• _Short exercise_
Select and reproduce each line of the listing below that bears the string "color".

(Dataset rows about figures)
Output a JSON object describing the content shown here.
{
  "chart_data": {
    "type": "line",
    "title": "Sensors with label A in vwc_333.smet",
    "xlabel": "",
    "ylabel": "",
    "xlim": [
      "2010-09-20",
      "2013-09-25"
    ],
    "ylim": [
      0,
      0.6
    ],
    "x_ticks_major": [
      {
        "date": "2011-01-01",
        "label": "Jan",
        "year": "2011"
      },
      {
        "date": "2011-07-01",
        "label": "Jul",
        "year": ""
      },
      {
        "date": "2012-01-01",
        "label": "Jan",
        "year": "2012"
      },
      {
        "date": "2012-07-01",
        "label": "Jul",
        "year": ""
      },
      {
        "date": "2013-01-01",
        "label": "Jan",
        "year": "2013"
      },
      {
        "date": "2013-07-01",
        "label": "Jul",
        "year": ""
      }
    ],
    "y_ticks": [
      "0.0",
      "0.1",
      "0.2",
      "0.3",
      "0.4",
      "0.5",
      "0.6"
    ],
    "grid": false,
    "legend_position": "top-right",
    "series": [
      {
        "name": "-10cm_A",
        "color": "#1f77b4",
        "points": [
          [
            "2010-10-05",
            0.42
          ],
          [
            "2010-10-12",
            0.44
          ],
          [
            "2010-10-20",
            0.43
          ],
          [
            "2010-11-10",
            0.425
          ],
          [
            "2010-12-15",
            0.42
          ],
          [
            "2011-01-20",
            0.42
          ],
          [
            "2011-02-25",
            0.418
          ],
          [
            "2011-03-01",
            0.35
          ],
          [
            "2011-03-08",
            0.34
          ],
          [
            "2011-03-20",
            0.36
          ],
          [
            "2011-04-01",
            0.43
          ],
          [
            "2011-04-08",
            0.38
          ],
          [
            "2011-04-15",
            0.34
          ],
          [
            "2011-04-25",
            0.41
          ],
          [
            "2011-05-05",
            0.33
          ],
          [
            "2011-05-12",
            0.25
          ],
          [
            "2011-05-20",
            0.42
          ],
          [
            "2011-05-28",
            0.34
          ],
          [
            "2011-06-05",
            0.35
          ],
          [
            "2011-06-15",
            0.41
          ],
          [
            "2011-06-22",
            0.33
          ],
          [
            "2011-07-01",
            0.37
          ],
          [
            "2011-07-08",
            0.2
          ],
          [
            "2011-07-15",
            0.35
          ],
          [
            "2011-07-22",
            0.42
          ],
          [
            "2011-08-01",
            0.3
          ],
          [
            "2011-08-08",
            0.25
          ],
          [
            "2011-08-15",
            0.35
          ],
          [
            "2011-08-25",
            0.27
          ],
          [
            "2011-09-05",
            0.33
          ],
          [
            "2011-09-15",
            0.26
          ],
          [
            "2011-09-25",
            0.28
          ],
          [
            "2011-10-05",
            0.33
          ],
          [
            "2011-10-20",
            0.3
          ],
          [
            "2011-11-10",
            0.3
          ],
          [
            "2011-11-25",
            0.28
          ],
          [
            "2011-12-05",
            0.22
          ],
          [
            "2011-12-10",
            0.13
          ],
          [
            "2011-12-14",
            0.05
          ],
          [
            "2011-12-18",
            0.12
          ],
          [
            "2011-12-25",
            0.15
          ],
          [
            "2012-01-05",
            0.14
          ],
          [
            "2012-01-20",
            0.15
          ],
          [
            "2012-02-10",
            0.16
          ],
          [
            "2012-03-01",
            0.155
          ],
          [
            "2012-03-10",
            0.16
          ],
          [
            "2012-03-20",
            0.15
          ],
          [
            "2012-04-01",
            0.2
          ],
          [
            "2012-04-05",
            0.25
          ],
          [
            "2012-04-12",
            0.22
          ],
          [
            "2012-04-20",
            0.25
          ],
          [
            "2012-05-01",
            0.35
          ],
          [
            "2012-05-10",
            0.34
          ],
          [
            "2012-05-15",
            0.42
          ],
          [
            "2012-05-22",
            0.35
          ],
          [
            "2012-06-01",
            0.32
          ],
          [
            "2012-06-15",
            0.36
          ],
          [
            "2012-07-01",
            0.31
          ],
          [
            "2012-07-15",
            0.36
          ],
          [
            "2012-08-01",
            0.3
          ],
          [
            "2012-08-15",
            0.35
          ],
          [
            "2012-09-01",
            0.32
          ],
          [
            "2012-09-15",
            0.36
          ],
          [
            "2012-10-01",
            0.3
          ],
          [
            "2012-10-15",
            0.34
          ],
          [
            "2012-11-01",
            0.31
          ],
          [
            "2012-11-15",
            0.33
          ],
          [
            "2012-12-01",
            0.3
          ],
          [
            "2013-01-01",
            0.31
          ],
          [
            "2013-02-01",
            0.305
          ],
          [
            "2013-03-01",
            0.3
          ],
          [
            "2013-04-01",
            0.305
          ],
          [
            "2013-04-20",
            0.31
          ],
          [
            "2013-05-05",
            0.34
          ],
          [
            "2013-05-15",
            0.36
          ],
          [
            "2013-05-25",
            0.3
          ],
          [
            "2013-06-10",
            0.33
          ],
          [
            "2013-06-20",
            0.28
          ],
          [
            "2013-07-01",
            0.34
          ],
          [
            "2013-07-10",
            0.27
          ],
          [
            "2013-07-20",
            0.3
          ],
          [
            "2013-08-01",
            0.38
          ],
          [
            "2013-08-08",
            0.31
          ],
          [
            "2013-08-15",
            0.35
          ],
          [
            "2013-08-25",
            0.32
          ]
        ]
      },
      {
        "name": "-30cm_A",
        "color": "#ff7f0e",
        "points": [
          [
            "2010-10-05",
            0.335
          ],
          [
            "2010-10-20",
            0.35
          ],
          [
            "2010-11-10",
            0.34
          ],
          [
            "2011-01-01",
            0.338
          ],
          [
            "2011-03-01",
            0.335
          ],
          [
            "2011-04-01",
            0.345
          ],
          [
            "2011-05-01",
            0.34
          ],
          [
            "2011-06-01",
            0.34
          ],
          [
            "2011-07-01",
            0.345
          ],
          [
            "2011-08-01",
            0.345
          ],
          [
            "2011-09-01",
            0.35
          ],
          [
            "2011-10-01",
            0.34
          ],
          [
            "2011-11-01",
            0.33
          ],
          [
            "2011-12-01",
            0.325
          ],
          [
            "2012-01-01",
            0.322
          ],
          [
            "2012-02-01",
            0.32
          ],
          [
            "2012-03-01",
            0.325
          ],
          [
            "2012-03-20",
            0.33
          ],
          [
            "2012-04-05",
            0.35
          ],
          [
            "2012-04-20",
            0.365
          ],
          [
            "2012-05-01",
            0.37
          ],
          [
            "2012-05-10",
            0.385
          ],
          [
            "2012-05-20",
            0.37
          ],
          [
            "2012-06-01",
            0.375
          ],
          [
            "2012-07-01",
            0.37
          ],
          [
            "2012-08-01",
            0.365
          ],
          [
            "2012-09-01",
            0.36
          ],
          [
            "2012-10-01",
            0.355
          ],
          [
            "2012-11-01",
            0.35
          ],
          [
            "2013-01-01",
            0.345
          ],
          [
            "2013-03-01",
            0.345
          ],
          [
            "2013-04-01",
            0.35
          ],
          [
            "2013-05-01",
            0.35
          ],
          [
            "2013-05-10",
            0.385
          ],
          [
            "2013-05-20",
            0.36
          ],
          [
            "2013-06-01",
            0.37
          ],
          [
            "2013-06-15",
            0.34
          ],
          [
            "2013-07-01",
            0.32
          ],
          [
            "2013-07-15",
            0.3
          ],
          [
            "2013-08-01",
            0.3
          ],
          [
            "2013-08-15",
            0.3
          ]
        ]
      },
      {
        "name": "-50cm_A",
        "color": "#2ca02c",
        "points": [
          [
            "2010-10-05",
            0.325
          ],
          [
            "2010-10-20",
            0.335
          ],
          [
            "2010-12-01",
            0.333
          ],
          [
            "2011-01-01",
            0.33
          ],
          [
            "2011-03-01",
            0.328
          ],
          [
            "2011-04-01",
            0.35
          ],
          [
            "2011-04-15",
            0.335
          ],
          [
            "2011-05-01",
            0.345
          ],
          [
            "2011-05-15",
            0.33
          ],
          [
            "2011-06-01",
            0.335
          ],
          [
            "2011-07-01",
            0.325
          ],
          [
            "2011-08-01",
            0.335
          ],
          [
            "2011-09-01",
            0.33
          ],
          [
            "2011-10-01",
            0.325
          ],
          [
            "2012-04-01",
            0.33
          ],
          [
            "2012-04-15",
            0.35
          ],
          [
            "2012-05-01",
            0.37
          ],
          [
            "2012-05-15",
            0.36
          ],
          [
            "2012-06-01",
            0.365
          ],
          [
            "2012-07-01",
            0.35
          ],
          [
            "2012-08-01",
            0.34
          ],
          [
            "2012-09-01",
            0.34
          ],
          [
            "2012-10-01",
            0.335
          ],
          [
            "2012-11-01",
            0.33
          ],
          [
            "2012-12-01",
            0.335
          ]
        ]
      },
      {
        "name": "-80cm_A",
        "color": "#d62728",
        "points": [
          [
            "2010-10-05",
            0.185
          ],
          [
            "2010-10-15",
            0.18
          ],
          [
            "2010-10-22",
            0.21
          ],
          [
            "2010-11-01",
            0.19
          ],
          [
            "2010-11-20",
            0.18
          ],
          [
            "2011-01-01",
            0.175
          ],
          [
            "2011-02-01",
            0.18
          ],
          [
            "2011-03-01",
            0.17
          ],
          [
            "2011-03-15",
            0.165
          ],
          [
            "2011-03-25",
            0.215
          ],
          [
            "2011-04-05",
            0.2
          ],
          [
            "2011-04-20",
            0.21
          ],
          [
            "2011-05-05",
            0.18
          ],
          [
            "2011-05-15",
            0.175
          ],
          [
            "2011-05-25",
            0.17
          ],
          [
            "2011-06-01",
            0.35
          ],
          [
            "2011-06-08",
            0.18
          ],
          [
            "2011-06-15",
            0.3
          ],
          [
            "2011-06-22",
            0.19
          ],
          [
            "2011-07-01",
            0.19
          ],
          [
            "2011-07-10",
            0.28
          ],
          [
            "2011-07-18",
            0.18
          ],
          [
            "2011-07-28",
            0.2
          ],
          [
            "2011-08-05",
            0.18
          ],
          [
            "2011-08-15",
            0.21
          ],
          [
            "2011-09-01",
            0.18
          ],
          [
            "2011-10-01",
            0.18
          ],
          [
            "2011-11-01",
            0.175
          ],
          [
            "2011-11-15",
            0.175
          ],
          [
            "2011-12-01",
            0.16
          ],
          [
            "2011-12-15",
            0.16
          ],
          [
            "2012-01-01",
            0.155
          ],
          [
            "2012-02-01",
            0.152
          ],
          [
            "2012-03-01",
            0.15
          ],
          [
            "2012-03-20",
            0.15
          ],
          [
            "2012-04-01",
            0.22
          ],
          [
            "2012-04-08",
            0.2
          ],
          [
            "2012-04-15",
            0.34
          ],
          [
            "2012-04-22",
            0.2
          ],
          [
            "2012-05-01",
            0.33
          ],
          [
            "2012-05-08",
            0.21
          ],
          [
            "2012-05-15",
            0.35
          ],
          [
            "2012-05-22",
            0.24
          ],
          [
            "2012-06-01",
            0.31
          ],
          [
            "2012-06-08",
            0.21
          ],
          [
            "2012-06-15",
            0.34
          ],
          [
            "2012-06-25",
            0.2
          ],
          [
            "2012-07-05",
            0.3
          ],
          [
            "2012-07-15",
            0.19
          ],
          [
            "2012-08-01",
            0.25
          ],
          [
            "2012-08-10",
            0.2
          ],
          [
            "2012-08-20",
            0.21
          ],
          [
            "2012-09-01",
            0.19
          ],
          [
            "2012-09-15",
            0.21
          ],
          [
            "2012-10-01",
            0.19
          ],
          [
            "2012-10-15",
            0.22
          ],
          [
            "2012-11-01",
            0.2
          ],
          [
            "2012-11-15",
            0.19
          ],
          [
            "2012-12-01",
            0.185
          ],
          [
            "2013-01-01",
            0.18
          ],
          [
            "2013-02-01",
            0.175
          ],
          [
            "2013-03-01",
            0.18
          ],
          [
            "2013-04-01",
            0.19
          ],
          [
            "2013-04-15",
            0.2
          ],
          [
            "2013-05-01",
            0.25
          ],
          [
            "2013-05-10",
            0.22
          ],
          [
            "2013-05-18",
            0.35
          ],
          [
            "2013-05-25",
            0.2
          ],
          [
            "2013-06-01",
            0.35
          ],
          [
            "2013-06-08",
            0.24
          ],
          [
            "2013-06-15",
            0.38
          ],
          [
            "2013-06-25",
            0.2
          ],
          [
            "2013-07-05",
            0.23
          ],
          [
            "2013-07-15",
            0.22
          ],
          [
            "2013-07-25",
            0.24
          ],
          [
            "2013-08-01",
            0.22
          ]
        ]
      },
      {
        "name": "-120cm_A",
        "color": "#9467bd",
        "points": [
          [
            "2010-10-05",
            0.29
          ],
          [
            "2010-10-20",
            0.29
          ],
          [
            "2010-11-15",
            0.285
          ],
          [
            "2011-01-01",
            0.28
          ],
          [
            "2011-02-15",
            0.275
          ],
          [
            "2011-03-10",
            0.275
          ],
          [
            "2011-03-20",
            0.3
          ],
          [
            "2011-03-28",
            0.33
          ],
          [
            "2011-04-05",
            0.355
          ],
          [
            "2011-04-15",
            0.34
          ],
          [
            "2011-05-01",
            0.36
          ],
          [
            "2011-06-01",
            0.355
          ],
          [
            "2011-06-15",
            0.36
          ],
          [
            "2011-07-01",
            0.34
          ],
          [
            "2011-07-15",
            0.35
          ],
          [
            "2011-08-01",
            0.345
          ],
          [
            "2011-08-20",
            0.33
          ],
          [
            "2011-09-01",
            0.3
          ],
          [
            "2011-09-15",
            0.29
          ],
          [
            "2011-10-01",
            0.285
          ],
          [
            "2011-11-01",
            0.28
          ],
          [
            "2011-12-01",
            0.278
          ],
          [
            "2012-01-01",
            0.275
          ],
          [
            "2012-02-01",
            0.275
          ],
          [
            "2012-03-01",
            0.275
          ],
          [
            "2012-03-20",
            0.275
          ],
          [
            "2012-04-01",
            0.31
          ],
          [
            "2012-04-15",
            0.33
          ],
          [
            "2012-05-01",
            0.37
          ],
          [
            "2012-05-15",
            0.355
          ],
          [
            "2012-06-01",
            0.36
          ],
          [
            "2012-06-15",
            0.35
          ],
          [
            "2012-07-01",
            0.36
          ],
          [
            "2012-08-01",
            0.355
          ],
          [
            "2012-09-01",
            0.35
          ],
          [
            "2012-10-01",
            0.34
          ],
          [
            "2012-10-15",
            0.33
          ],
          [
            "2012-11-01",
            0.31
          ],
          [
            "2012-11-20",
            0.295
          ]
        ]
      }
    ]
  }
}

• _Expected answer_
        "color": "#1f77b4",
        "color": "#ff7f0e",
        "color": "#2ca02c",
        "color": "#d62728",
        "color": "#9467bd",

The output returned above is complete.